## Given exercise
Extract each line where the string "набравших" shows up.

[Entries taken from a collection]
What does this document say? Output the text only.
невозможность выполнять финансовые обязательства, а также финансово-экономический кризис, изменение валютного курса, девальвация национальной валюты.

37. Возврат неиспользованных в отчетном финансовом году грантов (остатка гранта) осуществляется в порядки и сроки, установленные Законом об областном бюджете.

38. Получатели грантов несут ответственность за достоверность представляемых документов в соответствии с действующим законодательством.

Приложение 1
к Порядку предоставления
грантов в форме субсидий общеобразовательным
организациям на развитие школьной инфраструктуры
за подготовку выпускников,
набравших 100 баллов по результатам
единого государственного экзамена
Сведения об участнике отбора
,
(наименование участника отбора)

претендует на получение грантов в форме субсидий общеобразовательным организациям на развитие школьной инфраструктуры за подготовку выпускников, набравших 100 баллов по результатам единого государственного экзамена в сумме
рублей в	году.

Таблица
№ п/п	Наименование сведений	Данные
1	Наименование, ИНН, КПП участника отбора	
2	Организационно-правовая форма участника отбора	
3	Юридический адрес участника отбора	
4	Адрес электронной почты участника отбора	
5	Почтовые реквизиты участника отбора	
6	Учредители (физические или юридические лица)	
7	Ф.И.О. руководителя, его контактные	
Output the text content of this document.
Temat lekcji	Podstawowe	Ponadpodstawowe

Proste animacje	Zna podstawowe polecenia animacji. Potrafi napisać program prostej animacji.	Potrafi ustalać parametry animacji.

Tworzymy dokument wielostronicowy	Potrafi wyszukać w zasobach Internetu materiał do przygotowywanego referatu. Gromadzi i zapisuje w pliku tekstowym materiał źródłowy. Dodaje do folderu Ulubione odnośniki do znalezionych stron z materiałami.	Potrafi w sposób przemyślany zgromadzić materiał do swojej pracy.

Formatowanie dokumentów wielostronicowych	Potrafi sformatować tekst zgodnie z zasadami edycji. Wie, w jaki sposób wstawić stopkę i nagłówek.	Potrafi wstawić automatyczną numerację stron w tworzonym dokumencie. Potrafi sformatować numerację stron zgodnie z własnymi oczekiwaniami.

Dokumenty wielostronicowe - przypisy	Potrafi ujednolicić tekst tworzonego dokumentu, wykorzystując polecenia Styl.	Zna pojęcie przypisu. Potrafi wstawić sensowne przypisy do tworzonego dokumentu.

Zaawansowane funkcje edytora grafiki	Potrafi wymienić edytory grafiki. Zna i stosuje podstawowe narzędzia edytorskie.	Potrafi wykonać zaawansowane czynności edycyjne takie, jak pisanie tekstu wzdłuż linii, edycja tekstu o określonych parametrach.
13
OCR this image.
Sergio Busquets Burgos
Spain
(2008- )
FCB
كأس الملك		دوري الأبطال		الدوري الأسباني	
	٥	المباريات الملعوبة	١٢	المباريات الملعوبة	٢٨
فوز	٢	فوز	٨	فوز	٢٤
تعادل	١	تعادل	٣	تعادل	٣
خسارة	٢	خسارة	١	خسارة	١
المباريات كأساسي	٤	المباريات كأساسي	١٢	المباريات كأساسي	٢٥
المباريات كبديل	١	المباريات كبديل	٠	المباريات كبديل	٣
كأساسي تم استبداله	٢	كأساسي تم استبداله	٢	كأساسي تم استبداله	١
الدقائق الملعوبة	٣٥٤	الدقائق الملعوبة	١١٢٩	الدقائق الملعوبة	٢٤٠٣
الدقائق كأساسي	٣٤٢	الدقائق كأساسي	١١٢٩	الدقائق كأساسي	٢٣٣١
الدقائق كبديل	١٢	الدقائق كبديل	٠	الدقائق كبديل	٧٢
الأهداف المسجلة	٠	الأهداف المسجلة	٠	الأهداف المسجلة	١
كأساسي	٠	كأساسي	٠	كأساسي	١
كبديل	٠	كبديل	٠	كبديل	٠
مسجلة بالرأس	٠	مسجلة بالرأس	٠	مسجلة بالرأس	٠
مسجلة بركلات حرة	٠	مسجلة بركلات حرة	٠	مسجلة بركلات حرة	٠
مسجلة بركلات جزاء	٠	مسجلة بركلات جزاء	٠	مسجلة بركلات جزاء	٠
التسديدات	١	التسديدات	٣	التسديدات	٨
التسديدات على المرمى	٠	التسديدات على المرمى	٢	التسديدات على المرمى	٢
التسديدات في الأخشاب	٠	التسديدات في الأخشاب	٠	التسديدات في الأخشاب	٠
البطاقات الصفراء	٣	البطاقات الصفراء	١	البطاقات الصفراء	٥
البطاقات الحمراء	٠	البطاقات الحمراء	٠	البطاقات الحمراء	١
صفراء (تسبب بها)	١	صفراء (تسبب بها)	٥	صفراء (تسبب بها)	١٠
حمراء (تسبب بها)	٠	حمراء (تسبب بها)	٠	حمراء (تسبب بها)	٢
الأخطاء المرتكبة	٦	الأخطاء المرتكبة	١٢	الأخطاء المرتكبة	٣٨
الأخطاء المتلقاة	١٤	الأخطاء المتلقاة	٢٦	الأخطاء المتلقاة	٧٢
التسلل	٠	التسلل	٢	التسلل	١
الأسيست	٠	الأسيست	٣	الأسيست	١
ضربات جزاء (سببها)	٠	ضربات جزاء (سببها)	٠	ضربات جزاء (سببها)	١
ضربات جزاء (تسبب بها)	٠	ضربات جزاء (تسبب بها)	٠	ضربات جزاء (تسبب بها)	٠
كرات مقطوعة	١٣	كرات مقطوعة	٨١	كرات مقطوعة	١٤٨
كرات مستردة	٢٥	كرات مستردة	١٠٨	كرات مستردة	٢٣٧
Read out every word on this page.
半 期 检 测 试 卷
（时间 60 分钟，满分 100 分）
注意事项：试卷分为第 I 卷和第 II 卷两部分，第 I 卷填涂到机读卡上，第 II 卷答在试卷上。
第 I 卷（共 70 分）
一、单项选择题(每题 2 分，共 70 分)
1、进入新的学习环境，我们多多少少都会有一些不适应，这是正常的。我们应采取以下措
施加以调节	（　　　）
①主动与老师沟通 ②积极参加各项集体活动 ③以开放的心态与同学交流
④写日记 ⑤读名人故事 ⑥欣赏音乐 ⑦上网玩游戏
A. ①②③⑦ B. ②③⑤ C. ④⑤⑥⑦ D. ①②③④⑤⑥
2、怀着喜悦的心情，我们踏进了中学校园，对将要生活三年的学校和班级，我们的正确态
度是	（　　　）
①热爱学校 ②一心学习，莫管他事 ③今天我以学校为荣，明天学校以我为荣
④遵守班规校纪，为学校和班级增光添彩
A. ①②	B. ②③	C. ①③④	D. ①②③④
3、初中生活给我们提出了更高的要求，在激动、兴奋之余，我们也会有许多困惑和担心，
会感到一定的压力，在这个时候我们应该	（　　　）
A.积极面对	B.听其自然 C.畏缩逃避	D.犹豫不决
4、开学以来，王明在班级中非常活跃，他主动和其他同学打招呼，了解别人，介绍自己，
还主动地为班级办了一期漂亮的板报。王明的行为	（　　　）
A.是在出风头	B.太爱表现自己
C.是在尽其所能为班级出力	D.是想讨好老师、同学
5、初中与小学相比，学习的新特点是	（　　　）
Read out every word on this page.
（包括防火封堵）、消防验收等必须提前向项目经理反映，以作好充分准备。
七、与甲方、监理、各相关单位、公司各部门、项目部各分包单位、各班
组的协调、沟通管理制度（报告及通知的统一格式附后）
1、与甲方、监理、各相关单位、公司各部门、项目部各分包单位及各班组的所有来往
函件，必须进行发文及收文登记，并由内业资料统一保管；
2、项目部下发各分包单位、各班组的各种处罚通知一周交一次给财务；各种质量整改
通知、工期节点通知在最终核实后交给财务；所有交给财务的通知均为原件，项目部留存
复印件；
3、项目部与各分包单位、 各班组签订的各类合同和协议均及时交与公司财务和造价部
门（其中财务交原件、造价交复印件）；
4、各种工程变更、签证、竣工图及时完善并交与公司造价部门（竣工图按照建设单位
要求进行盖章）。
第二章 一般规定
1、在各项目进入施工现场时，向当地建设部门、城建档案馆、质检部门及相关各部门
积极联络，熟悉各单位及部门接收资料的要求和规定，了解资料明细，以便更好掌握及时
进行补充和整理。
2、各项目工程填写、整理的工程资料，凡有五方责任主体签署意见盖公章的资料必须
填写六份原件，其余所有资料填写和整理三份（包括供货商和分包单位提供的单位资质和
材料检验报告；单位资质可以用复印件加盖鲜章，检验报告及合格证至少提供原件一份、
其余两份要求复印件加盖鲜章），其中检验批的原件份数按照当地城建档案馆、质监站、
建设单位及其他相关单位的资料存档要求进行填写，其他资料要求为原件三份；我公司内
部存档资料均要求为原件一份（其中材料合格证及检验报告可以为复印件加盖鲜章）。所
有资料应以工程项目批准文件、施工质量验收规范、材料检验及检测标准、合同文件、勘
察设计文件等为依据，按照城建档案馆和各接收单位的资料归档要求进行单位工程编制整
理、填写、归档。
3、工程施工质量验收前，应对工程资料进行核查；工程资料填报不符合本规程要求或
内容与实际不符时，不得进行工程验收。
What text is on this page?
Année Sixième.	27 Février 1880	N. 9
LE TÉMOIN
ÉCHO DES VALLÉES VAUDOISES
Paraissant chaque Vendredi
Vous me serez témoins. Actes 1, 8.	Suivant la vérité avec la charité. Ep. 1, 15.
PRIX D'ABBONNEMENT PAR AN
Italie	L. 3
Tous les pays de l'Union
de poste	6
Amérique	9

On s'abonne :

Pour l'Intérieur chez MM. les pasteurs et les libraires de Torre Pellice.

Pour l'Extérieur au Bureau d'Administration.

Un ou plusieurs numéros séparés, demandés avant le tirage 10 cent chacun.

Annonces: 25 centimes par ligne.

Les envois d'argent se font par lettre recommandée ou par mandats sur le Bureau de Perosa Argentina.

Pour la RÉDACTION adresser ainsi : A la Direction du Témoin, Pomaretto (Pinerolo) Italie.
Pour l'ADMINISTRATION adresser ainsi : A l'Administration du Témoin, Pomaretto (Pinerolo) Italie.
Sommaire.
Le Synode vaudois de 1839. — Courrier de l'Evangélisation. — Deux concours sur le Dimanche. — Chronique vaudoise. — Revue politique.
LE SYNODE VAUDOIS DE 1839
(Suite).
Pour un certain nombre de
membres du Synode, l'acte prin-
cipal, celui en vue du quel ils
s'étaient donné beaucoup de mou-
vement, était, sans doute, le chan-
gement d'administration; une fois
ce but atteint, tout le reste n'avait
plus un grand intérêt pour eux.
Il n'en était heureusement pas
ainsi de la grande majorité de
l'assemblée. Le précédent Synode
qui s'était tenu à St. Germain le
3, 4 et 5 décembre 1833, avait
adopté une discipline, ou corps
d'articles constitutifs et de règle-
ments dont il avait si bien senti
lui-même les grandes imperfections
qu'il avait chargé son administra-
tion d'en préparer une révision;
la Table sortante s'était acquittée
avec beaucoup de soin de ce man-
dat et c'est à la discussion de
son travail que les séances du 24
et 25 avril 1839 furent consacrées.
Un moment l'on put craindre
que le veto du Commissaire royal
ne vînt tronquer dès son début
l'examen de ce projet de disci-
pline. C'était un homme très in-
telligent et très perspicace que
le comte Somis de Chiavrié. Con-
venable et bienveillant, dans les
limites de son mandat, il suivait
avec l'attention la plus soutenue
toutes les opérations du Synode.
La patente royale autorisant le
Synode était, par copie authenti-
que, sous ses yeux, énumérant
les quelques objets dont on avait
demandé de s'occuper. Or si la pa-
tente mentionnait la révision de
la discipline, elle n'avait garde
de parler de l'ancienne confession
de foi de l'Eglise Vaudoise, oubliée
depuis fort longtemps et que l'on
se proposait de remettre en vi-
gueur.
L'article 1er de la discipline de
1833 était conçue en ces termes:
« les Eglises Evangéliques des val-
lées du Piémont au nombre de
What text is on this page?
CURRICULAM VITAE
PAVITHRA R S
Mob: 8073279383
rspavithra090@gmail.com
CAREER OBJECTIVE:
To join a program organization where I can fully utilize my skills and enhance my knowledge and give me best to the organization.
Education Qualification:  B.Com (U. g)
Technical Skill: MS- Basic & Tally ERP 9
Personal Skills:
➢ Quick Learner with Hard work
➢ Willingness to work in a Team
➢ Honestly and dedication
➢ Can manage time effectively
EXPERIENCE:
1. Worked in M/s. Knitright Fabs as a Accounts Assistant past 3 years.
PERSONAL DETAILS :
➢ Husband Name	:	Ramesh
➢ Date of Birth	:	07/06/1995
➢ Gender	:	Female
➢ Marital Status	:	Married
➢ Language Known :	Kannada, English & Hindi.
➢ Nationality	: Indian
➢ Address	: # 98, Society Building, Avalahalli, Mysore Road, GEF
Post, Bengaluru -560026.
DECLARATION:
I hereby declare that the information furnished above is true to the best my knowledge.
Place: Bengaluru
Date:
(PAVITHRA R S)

## The response
набравших 100 баллов по результатам
претендует на получение грантов в форме субсидий общеобразовательным организациям на развитие школьной инфраструктуры за подготовку выпускников, набравших 100 баллов по результатам единого государственного экзамена в сумме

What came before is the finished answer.